*Stated exercise*
Check every line below for the word "related" and copy each one that has it.

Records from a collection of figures
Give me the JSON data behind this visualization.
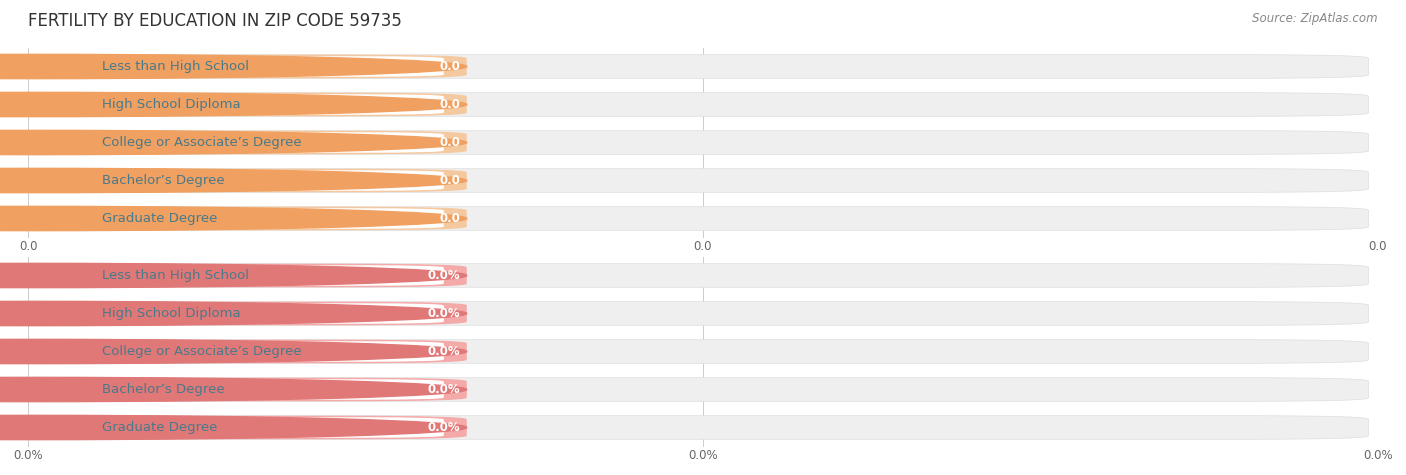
{
  "title": "FERTILITY BY EDUCATION IN ZIP CODE 59735",
  "source": "Source: ZipAtlas.com",
  "categories": [
    "Less than High School",
    "High School Diploma",
    "College or Associate’s Degree",
    "Bachelor’s Degree",
    "Graduate Degree"
  ],
  "group1_values": [
    0.0,
    0.0,
    0.0,
    0.0,
    0.0
  ],
  "group1_bar_color": "#F5C9A0",
  "group1_bg_color": "#EFEFEF",
  "group1_label_color": "#4A7A8A",
  "group1_circle_color": "#F0A060",
  "group1_value_color": "#FFFFFF",
  "group1_value_suffix": "",
  "group2_values": [
    0.0,
    0.0,
    0.0,
    0.0,
    0.0
  ],
  "group2_bar_color": "#F5AAAA",
  "group2_bg_color": "#EFEFEF",
  "group2_label_color": "#4A7A8A",
  "group2_circle_color": "#E07878",
  "group2_value_color": "#FFFFFF",
  "group2_value_suffix": "%",
  "background_color": "#FFFFFF",
  "title_fontsize": 12,
  "label_fontsize": 9.5,
  "value_fontsize": 8.5,
  "tick_fontsize": 8.5,
  "source_fontsize": 8.5
}
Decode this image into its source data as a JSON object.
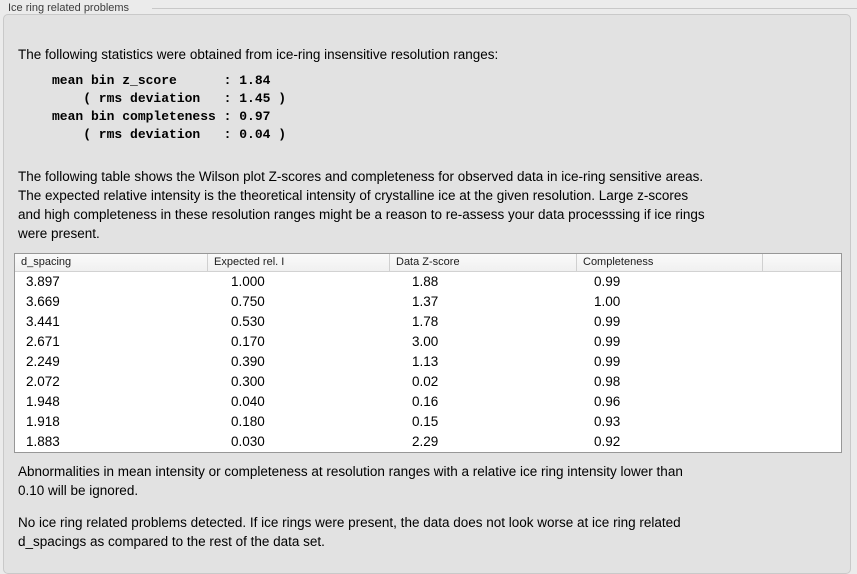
{
  "panel": {
    "title": "Ice ring related problems"
  },
  "stats": {
    "intro": "The following statistics were obtained from ice-ring insensitive resolution ranges:",
    "lines": [
      "mean bin z_score      : 1.84",
      "    ( rms deviation   : 1.45 )",
      "mean bin completeness : 0.97",
      "    ( rms deviation   : 0.04 )"
    ],
    "mean_bin_z_score": 1.84,
    "z_score_rms_deviation": 1.45,
    "mean_bin_completeness": 0.97,
    "completeness_rms_deviation": 0.04
  },
  "table_intro": [
    "The following table shows the Wilson plot Z-scores and completeness for observed data in ice-ring sensitive areas.",
    "The expected relative intensity is the theoretical intensity of crystalline ice at the given resolution. Large z-scores",
    "and high completeness in these resolution ranges might be a reason to re-assess your data processsing if ice rings",
    "were present."
  ],
  "table": {
    "columns": [
      "d_spacing",
      "Expected rel. I",
      "Data Z-score",
      "Completeness",
      ""
    ],
    "rows": [
      [
        "3.897",
        "1.000",
        "1.88",
        "0.99"
      ],
      [
        "3.669",
        "0.750",
        "1.37",
        "1.00"
      ],
      [
        "3.441",
        "0.530",
        "1.78",
        "0.99"
      ],
      [
        "2.671",
        "0.170",
        "3.00",
        "0.99"
      ],
      [
        "2.249",
        "0.390",
        "1.13",
        "0.99"
      ],
      [
        "2.072",
        "0.300",
        "0.02",
        "0.98"
      ],
      [
        "1.948",
        "0.040",
        "0.16",
        "0.96"
      ],
      [
        "1.918",
        "0.180",
        "0.15",
        "0.93"
      ],
      [
        "1.883",
        "0.030",
        "2.29",
        "0.92"
      ]
    ]
  },
  "notes": {
    "ignore_note": [
      "Abnormalities in mean intensity or completeness at resolution ranges with a relative ice ring intensity lower than",
      "0.10 will be ignored."
    ],
    "conclusion": [
      "No ice ring related problems detected. If ice rings were present, the data does not look worse at ice ring related",
      "d_spacings as compared to the rest of the data set."
    ]
  },
  "colors": {
    "page_bg": "#ebebeb",
    "box_bg": "#e2e2e2",
    "box_border": "#c9c9c9",
    "table_border": "#979797",
    "table_bg": "#ffffff"
  }
}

*Solved exercise*
    "title": "Ice ring related problems"
      "No ice ring related problems detected. If ice rings were present, the data does not look worse at ice ring related",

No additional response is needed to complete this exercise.